# [Recorded information]
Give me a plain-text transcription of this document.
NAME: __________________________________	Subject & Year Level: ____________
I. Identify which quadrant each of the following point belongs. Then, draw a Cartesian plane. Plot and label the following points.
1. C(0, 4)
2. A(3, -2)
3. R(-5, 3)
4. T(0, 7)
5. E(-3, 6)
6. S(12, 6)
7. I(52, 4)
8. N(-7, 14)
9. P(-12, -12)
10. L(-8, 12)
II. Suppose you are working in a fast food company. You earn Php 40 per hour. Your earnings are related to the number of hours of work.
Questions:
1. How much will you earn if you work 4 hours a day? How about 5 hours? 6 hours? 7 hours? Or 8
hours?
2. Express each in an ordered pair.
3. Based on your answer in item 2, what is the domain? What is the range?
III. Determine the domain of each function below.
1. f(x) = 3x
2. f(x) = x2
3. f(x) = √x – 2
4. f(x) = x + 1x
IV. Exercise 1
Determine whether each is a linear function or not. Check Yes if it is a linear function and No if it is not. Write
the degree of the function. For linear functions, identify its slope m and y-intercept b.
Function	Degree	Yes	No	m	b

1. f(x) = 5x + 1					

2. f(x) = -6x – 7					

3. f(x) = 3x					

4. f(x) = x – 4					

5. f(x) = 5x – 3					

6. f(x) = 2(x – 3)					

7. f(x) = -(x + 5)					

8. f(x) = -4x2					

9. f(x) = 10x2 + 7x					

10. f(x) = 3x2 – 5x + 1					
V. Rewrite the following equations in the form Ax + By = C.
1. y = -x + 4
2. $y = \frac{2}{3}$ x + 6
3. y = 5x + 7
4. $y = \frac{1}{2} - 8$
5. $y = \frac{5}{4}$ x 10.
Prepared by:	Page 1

# [To do]
Copy all the records above exactly, missing none.

# [Solution to the exercise]
Give me a plain-text transcription of this document.
NAME: __________________________________	Subject & Year Level: ____________
I. Identify which quadrant each of the following point belongs. Then, draw a Cartesian plane. Plot and label the following points.
1. C(0, 4)
2. A(3, -2)
3. R(-5, 3)
4. T(0, 7)
5. E(-3, 6)
6. S(12, 6)
7. I(52, 4)
8. N(-7, 14)
9. P(-12, -12)
10. L(-8, 12)
II. Suppose you are working in a fast food company. You earn Php 40 per hour. Your earnings are related to the number of hours of work.
Questions:
1. How much will you earn if you work 4 hours a day? How about 5 hours? 6 hours? 7 hours? Or 8
hours?
2. Express each in an ordered pair.
3. Based on your answer in item 2, what is the domain? What is the range?
III. Determine the domain of each function below.
1. f(x) = 3x
2. f(x) = x2
3. f(x) = √x – 2
4. f(x) = x + 1x
IV. Exercise 1
Determine whether each is a linear function or not. Check Yes if it is a linear function and No if it is not. Write
the degree of the function. For linear functions, identify its slope m and y-intercept b.
Function	Degree	Yes	No	m	b

1. f(x) = 5x + 1					

2. f(x) = -6x – 7					

3. f(x) = 3x					

4. f(x) = x – 4					

5. f(x) = 5x – 3					

6. f(x) = 2(x – 3)					

7. f(x) = -(x + 5)					

8. f(x) = -4x2					

9. f(x) = 10x2 + 7x					

10. f(x) = 3x2 – 5x + 1					
V. Rewrite the following equations in the form Ax + By = C.
1. y = -x + 4
2. $y = \frac{2}{3}$ x + 6
3. y = 5x + 7
4. $y = \frac{1}{2} - 8$
5. $y = \frac{5}{4}$ x 10.
Prepared by:	Page 1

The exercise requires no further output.